## Problem requirements
Set down the entries once more, exactly as given.

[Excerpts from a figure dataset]
BEGIN

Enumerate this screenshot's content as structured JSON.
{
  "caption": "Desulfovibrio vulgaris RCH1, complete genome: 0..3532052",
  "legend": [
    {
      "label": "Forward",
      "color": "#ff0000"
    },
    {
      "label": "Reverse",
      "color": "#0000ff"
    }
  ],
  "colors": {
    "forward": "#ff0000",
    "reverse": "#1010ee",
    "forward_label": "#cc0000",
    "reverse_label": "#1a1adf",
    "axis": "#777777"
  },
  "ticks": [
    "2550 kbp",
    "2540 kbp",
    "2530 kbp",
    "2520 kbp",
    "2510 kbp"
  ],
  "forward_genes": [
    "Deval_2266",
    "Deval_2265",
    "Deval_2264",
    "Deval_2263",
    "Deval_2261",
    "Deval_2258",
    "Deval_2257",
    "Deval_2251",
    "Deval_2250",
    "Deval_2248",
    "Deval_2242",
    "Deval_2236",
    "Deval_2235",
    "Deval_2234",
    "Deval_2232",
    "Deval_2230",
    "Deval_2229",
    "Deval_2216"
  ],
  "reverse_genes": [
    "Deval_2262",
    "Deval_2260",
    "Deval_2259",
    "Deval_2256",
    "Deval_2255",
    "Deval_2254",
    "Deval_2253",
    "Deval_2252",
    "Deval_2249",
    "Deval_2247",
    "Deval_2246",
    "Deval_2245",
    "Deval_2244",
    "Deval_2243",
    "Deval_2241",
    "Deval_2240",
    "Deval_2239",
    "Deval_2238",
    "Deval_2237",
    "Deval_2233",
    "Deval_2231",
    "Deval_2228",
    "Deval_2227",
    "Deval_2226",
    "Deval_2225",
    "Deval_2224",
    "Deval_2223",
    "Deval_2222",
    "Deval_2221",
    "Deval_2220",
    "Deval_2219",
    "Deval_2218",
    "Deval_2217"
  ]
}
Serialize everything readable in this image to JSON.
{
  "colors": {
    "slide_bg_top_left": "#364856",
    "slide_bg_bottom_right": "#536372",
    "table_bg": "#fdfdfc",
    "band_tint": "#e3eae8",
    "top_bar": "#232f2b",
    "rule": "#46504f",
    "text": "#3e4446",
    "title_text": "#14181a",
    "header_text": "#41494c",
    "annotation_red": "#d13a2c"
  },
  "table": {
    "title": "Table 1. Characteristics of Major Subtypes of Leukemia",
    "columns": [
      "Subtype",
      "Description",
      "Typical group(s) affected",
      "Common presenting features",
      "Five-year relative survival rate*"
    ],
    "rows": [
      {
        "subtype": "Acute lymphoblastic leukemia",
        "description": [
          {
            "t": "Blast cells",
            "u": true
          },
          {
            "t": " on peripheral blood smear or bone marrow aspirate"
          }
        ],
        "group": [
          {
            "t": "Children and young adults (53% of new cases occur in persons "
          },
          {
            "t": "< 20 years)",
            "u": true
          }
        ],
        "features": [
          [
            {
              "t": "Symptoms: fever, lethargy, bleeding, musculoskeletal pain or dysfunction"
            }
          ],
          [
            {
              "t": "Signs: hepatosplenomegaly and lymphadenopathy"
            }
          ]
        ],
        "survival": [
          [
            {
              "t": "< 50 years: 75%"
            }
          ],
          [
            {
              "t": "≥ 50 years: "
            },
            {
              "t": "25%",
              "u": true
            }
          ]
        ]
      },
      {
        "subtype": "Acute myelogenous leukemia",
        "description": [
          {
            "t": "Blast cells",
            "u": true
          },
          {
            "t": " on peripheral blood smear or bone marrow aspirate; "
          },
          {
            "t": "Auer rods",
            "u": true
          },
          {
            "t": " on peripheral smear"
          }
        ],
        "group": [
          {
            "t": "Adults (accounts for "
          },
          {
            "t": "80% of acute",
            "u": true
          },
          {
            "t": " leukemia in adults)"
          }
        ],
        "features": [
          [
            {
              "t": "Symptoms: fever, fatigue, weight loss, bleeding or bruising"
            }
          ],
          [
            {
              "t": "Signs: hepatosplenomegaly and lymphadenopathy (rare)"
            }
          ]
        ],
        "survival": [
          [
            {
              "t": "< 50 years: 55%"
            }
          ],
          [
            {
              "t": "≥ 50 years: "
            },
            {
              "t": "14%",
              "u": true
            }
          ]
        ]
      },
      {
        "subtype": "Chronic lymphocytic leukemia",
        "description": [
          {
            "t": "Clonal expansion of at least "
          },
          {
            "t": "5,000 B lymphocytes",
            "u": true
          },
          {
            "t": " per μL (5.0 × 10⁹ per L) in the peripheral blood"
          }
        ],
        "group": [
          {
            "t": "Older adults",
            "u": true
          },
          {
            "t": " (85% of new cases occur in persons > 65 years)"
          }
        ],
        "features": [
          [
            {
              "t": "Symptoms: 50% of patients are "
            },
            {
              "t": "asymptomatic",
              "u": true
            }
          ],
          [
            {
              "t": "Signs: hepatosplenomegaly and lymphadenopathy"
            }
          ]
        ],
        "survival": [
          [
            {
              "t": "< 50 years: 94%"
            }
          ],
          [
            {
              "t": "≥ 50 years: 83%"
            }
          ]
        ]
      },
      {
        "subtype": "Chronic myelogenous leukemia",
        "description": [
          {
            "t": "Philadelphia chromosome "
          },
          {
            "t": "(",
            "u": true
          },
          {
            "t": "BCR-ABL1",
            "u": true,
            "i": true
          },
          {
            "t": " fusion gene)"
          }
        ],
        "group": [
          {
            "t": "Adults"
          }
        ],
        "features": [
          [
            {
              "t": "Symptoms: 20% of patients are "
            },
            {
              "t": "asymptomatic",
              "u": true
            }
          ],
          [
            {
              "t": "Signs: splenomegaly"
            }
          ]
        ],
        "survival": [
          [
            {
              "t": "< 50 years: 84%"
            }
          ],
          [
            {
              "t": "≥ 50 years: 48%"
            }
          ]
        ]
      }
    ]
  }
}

END

## Written reply
Enumerate this screenshot's content as structured JSON.
{
  "caption": "Desulfovibrio vulgaris RCH1, complete genome: 0..3532052",
  "legend": [
    {
      "label": "Forward",
      "color": "#ff0000"
    },
    {
      "label": "Reverse",
      "color": "#0000ff"
    }
  ],
  "colors": {
    "forward": "#ff0000",
    "reverse": "#1010ee",
    "forward_label": "#cc0000",
    "reverse_label": "#1a1adf",
    "axis": "#777777"
  },
  "ticks": [
    "2550 kbp",
    "2540 kbp",
    "2530 kbp",
    "2520 kbp",
    "2510 kbp"
  ],
  "forward_genes": [
    "Deval_2266",
    "Deval_2265",
    "Deval_2264",
    "Deval_2263",
    "Deval_2261",
    "Deval_2258",
    "Deval_2257",
    "Deval_2251",
    "Deval_2250",
    "Deval_2248",
    "Deval_2242",
    "Deval_2236",
    "Deval_2235",
    "Deval_2234",
    "Deval_2232",
    "Deval_2230",
    "Deval_2229",
    "Deval_2216"
  ],
  "reverse_genes": [
    "Deval_2262",
    "Deval_2260",
    "Deval_2259",
    "Deval_2256",
    "Deval_2255",
    "Deval_2254",
    "Deval_2253",
    "Deval_2252",
    "Deval_2249",
    "Deval_2247",
    "Deval_2246",
    "Deval_2245",
    "Deval_2244",
    "Deval_2243",
    "Deval_2241",
    "Deval_2240",
    "Deval_2239",
    "Deval_2238",
    "Deval_2237",
    "Deval_2233",
    "Deval_2231",
    "Deval_2228",
    "Deval_2227",
    "Deval_2226",
    "Deval_2225",
    "Deval_2224",
    "Deval_2223",
    "Deval_2222",
    "Deval_2221",
    "Deval_2220",
    "Deval_2219",
    "Deval_2218",
    "Deval_2217"
  ]
}
Serialize everything readable in this image to JSON.
{
  "colors": {
    "slide_bg_top_left": "#364856",
    "slide_bg_bottom_right": "#536372",
    "table_bg": "#fdfdfc",
    "band_tint": "#e3eae8",
    "top_bar": "#232f2b",
    "rule": "#46504f",
    "text": "#3e4446",
    "title_text": "#14181a",
    "header_text": "#41494c",
    "annotation_red": "#d13a2c"
  },
  "table": {
    "title": "Table 1. Characteristics of Major Subtypes of Leukemia",
    "columns": [
      "Subtype",
      "Description",
      "Typical group(s) affected",
      "Common presenting features",
      "Five-year relative survival rate*"
    ],
    "rows": [
      {
        "subtype": "Acute lymphoblastic leukemia",
        "description": [
          {
            "t": "Blast cells",
            "u": true
          },
          {
            "t": " on peripheral blood smear or bone marrow aspirate"
          }
        ],
        "group": [
          {
            "t": "Children and young adults (53% of new cases occur in persons "
          },
          {
            "t": "< 20 years)",
            "u": true
          }
        ],
        "features": [
          [
            {
              "t": "Symptoms: fever, lethargy, bleeding, musculoskeletal pain or dysfunction"
            }
          ],
          [
            {
              "t": "Signs: hepatosplenomegaly and lymphadenopathy"
            }
          ]
        ],
        "survival": [
          [
            {
              "t": "< 50 years: 75%"
            }
          ],
          [
            {
              "t": "≥ 50 years: "
            },
            {
              "t": "25%",
              "u": true
            }
          ]
        ]
      },
      {
        "subtype": "Acute myelogenous leukemia",
        "description": [
          {
            "t": "Blast cells",
            "u": true
          },
          {
            "t": " on peripheral blood smear or bone marrow aspirate; "
          },
          {
            "t": "Auer rods",
            "u": true
          },
          {
            "t": " on peripheral smear"
          }
        ],
        "group": [
          {
            "t": "Adults (accounts for "
          },
          {
            "t": "80% of acute",
            "u": true
          },
          {
            "t": " leukemia in adults)"
          }
        ],
        "features": [
          [
            {
              "t": "Symptoms: fever, fatigue, weight loss, bleeding or bruising"
            }
          ],
          [
            {
              "t": "Signs: hepatosplenomegaly and lymphadenopathy (rare)"
            }
          ]
        ],
        "survival": [
          [
            {
              "t": "< 50 years: 55%"
            }
          ],
          [
            {
              "t": "≥ 50 years: "
            },
            {
              "t": "14%",
              "u": true
            }
          ]
        ]
      },
      {
        "subtype": "Chronic lymphocytic leukemia",
        "description": [
          {
            "t": "Clonal expansion of at least "
          },
          {
            "t": "5,000 B lymphocytes",
            "u": true
          },
          {
            "t": " per μL (5.0 × 10⁹ per L) in the peripheral blood"
          }
        ],
        "group": [
          {
            "t": "Older adults",
            "u": true
          },
          {
            "t": " (85% of new cases occur in persons > 65 years)"
          }
        ],
        "features": [
          [
            {
              "t": "Symptoms: 50% of patients are "
            },
            {
              "t": "asymptomatic",
              "u": true
            }
          ],
          [
            {
              "t": "Signs: hepatosplenomegaly and lymphadenopathy"
            }
          ]
        ],
        "survival": [
          [
            {
              "t": "< 50 years: 94%"
            }
          ],
          [
            {
              "t": "≥ 50 years: 83%"
            }
          ]
        ]
      },
      {
        "subtype": "Chronic myelogenous leukemia",
        "description": [
          {
            "t": "Philadelphia chromosome "
          },
          {
            "t": "(",
            "u": true
          },
          {
            "t": "BCR-ABL1",
            "u": true,
            "i": true
          },
          {
            "t": " fusion gene)"
          }
        ],
        "group": [
          {
            "t": "Adults"
          }
        ],
        "features": [
          [
            {
              "t": "Symptoms: 20% of patients are "
            },
            {
              "t": "asymptomatic",
              "u": true
            }
          ],
          [
            {
              "t": "Signs: splenomegaly"
            }
          ]
        ],
        "survival": [
          [
            {
              "t": "< 50 years: 84%"
            }
          ],
          [
            {
              "t": "≥ 50 years: 48%"
            }
          ]
        ]
      }
    ]
  }
}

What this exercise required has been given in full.